* [Material provided]:
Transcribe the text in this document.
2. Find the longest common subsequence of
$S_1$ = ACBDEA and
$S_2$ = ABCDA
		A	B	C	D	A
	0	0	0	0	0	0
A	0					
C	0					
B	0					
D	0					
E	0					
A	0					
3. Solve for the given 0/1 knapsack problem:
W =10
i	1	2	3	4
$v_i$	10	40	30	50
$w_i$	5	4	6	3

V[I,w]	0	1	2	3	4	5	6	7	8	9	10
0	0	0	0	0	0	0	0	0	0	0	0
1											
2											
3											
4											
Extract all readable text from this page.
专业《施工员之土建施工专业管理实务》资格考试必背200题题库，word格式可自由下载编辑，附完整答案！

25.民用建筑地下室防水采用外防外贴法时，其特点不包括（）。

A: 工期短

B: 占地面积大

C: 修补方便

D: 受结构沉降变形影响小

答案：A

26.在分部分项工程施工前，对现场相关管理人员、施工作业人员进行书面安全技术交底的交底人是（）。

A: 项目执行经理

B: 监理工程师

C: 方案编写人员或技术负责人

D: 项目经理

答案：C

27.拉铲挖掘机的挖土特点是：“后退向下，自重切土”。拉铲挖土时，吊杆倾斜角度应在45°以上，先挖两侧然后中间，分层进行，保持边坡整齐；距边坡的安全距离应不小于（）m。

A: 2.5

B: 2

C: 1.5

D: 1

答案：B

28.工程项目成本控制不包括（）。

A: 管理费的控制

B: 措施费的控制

* [What this task involves]: Set out the complete listing exactly as shown.

* [Exercise result]:
Transcribe the text in this document.
2. Find the longest common subsequence of
$S_1$ = ACBDEA and
$S_2$ = ABCDA
		A	B	C	D	A
	0	0	0	0	0	0
A	0					
C	0					
B	0					
D	0					
E	0					
A	0					
3. Solve for the given 0/1 knapsack problem:
W =10
i	1	2	3	4
$v_i$	10	40	30	50
$w_i$	5	4	6	3

V[I,w]	0	1	2	3	4	5	6	7	8	9	10
0	0	0	0	0	0	0	0	0	0	0	0
1											
2											
3											
4											
Extract all readable text from this page.
专业《施工员之土建施工专业管理实务》资格考试必背200题题库，word格式可自由下载编辑，附完整答案！

25.民用建筑地下室防水采用外防外贴法时，其特点不包括（）。

A: 工期短

B: 占地面积大

C: 修补方便

D: 受结构沉降变形影响小

答案：A

26.在分部分项工程施工前，对现场相关管理人员、施工作业人员进行书面安全技术交底的交底人是（）。

A: 项目执行经理

B: 监理工程师

C: 方案编写人员或技术负责人

D: 项目经理

答案：C

27.拉铲挖掘机的挖土特点是：“后退向下，自重切土”。拉铲挖土时，吊杆倾斜角度应在45°以上，先挖两侧然后中间，分层进行，保持边坡整齐；距边坡的安全距离应不小于（）m。

A: 2.5

B: 2

C: 1.5

D: 1

答案：B

28.工程项目成本控制不包括（）。

A: 管理费的控制

B: 措施费的控制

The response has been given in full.